The answer should be a single number: how many lines of the entries below hold the word "Weeks".
==============================
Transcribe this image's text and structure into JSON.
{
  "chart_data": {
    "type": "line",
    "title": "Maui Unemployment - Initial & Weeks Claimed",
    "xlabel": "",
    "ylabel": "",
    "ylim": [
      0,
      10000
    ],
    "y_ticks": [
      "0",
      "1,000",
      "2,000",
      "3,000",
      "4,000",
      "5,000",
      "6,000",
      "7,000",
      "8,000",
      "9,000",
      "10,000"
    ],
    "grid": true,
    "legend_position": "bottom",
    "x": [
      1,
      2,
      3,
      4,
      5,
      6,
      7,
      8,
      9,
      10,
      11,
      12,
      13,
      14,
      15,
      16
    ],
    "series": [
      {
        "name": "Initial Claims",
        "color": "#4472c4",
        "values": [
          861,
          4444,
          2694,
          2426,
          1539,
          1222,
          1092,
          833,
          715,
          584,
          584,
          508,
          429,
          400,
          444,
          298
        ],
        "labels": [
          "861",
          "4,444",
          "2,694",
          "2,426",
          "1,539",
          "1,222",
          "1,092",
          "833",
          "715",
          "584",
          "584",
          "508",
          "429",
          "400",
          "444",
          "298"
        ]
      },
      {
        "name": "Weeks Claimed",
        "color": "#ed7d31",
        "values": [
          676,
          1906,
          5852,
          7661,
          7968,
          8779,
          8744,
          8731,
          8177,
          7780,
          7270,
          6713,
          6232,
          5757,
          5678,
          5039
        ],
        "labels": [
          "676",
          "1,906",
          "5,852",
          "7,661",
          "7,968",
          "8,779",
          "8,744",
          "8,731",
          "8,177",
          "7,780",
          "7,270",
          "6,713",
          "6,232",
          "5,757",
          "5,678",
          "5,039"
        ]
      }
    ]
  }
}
==============================
### Solved exercise:
2